§ Brief
Turn every line of the records below into one string in a JSON list, skipping any blank lines.

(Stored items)
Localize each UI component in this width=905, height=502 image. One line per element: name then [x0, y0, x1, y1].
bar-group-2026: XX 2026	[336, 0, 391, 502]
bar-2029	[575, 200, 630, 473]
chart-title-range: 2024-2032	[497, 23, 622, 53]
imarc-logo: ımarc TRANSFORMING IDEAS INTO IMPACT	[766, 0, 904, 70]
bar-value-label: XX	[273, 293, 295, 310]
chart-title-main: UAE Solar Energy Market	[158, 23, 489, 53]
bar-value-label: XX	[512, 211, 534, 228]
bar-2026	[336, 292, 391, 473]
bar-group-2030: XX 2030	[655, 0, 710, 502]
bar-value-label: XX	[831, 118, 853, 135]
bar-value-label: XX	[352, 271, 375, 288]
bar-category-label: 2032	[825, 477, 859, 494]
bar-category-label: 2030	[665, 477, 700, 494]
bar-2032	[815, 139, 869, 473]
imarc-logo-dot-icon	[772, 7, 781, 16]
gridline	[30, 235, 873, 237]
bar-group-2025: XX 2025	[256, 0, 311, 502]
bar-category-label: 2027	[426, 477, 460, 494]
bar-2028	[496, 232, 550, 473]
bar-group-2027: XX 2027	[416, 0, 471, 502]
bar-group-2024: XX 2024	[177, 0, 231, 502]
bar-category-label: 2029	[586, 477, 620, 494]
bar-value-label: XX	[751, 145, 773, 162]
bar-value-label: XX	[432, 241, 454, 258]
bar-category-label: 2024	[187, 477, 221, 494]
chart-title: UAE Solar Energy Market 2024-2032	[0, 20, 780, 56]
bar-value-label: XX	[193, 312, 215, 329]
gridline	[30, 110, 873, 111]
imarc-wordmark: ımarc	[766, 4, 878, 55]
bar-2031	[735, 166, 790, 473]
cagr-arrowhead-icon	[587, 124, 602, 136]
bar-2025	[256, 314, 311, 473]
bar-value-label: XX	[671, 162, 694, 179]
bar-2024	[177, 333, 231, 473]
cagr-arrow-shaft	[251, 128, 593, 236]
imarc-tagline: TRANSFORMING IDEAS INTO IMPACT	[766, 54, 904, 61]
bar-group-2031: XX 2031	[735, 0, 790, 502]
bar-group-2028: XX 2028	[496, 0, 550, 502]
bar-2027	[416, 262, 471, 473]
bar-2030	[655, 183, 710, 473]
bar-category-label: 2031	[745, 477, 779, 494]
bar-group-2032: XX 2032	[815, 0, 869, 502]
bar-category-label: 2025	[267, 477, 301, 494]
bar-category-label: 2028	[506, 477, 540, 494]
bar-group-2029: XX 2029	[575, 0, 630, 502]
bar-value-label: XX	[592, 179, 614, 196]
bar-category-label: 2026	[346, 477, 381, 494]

§ Exercise solution
[
  "Localize each UI component in this width=905, height=502 image. One line per element: name then [x0, y0, x1, y1].",
  "bar-group-2026: XX 2026\t[336, 0, 391, 502]",
  "bar-2029\t[575, 200, 630, 473]",
  "chart-title-range: 2024-2032\t[497, 23, 622, 53]",
  "imarc-logo: ımarc TRANSFORMING IDEAS INTO IMPACT\t[766, 0, 904, 70]",
  "bar-value-label: XX\t[273, 293, 295, 310]",
  "chart-title-main: UAE Solar Energy Market\t[158, 23, 489, 53]",
  "bar-value-label: XX\t[512, 211, 534, 228]",
  "bar-2026\t[336, 292, 391, 473]",
  "bar-group-2030: XX 2030\t[655, 0, 710, 502]",
  "bar-value-label: XX\t[831, 118, 853, 135]",
  "bar-value-label: XX\t[352, 271, 375, 288]",
  "bar-category-label: 2032\t[825, 477, 859, 494]",
  "bar-category-label: 2030\t[665, 477, 700, 494]",
  "bar-2032\t[815, 139, 869, 473]",
  "imarc-logo-dot-icon\t[772, 7, 781, 16]",
  "gridline\t[30, 235, 873, 237]",
  "bar-group-2025: XX 2025\t[256, 0, 311, 502]",
  "bar-category-label: 2027\t[426, 477, 460, 494]",
  "bar-2028\t[496, 232, 550, 473]",
  "bar-group-2027: XX 2027\t[416, 0, 471, 502]",
  "bar-group-2024: XX 2024\t[177, 0, 231, 502]",
  "bar-category-label: 2029\t[586, 477, 620, 494]",
  "bar-value-label: XX\t[751, 145, 773, 162]",
  "bar-value-label: XX\t[432, 241, 454, 258]",
  "bar-category-label: 2024\t[187, 477, 221, 494]",
  "chart-title: UAE Solar Energy Market 2024-2032\t[0, 20, 780, 56]",
  "bar-value-label: XX\t[193, 312, 215, 329]",
  "gridline\t[30, 110, 873, 111]",
  "imarc-wordmark: ımarc\t[766, 4, 878, 55]",
  "bar-2031\t[735, 166, 790, 473]",
  "cagr-arrowhead-icon\t[587, 124, 602, 136]",
  "bar-2025\t[256, 314, 311, 473]",
  "bar-value-label: XX\t[671, 162, 694, 179]",
  "bar-2024\t[177, 333, 231, 473]",
  "cagr-arrow-shaft\t[251, 128, 593, 236]",
  "imarc-tagline: TRANSFORMING IDEAS INTO IMPACT\t[766, 54, 904, 61]",
  "bar-group-2031: XX 2031\t[735, 0, 790, 502]",
  "bar-group-2028: XX 2028\t[496, 0, 550, 502]",
  "bar-2027\t[416, 262, 471, 473]",
  "bar-2030\t[655, 183, 710, 473]",
  "bar-category-label: 2031\t[745, 477, 779, 494]",
  "bar-group-2032: XX 2032\t[815, 0, 869, 502]",
  "bar-category-label: 2025\t[267, 477, 301, 494]",
  "bar-category-label: 2028\t[506, 477, 540, 494]",
  "bar-group-2029: XX 2029\t[575, 0, 630, 502]",
  "bar-value-label: XX\t[592, 179, 614, 196]",
  "bar-category-label: 2026\t[346, 477, 381, 494]"
]